Saved entries
Begin

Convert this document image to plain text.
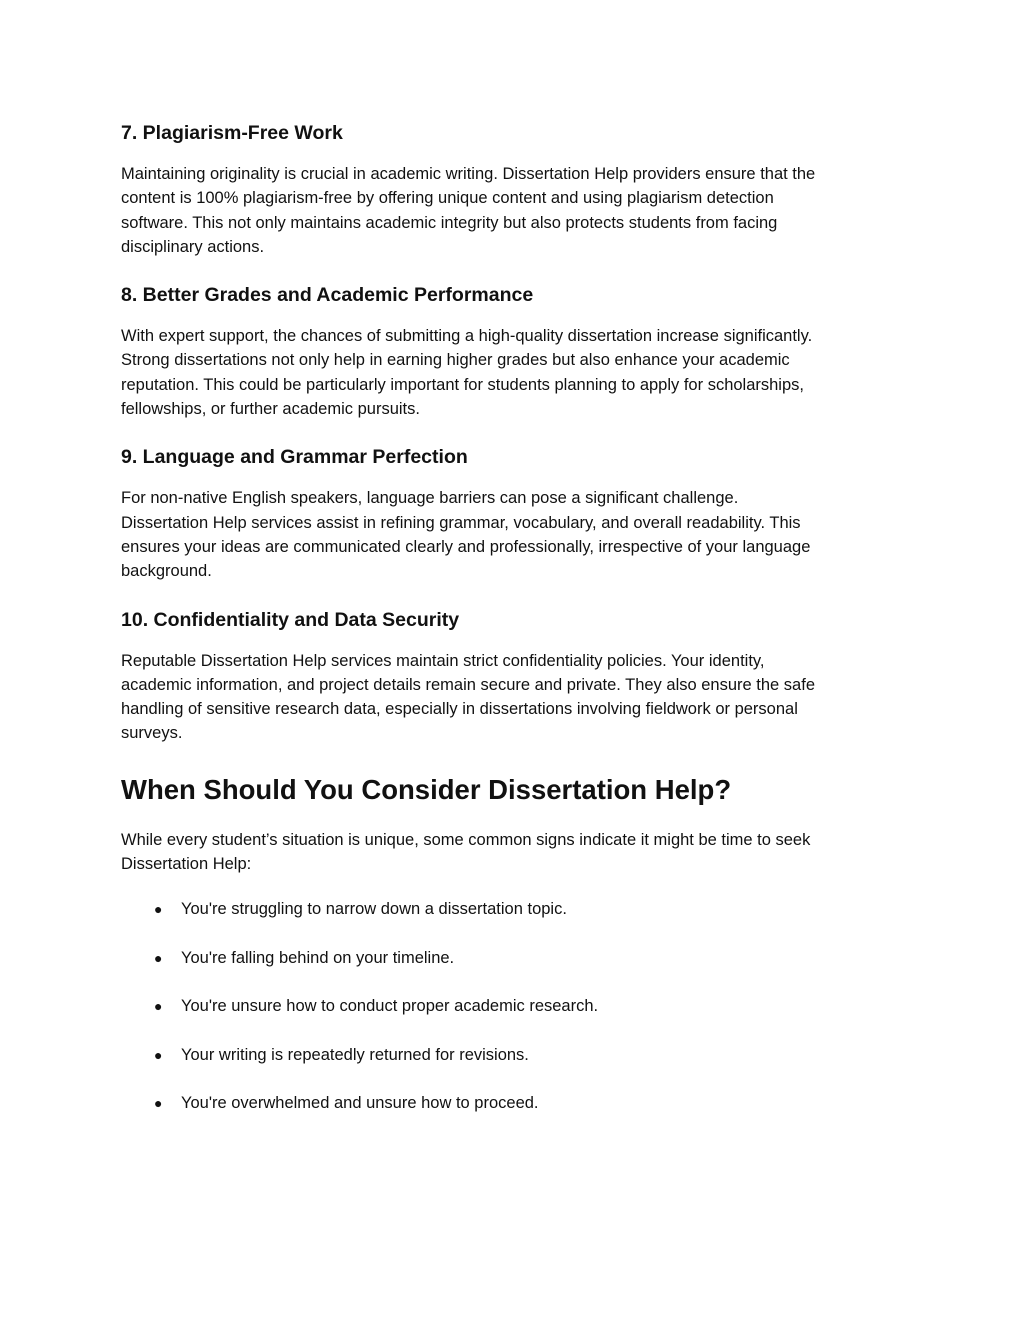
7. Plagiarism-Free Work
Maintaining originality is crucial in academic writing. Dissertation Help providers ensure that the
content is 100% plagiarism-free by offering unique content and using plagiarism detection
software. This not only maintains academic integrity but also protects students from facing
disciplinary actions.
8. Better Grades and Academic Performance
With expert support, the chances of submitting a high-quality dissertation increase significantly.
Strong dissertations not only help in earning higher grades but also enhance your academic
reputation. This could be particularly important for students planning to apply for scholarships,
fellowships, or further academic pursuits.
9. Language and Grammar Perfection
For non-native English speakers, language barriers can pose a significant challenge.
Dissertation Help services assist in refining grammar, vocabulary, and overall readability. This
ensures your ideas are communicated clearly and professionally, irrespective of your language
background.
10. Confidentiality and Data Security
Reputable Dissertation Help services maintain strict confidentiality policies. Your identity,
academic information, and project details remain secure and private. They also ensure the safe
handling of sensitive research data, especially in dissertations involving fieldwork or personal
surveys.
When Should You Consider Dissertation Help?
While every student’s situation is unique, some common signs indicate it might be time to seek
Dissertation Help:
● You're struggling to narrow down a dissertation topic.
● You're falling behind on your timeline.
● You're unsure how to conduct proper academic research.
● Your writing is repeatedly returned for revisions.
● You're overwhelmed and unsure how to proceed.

End

Directions: Copy the records above exactly, leaving out every picture.

Task response:
Convert this document image to plain text.
7. Plagiarism-Free Work
Maintaining originality is crucial in academic writing. Dissertation Help providers ensure that the
content is 100% plagiarism-free by offering unique content and using plagiarism detection
software. This not only maintains academic integrity but also protects students from facing
disciplinary actions.
8. Better Grades and Academic Performance
With expert support, the chances of submitting a high-quality dissertation increase significantly.
Strong dissertations not only help in earning higher grades but also enhance your academic
reputation. This could be particularly important for students planning to apply for scholarships,
fellowships, or further academic pursuits.
9. Language and Grammar Perfection
For non-native English speakers, language barriers can pose a significant challenge.
Dissertation Help services assist in refining grammar, vocabulary, and overall readability. This
ensures your ideas are communicated clearly and professionally, irrespective of your language
background.
10. Confidentiality and Data Security
Reputable Dissertation Help services maintain strict confidentiality policies. Your identity,
academic information, and project details remain secure and private. They also ensure the safe
handling of sensitive research data, especially in dissertations involving fieldwork or personal
surveys.
When Should You Consider Dissertation Help?
While every student’s situation is unique, some common signs indicate it might be time to seek
Dissertation Help:
● You're struggling to narrow down a dissertation topic.
● You're falling behind on your timeline.
● You're unsure how to conduct proper academic research.
● Your writing is repeatedly returned for revisions.
● You're overwhelmed and unsure how to proceed.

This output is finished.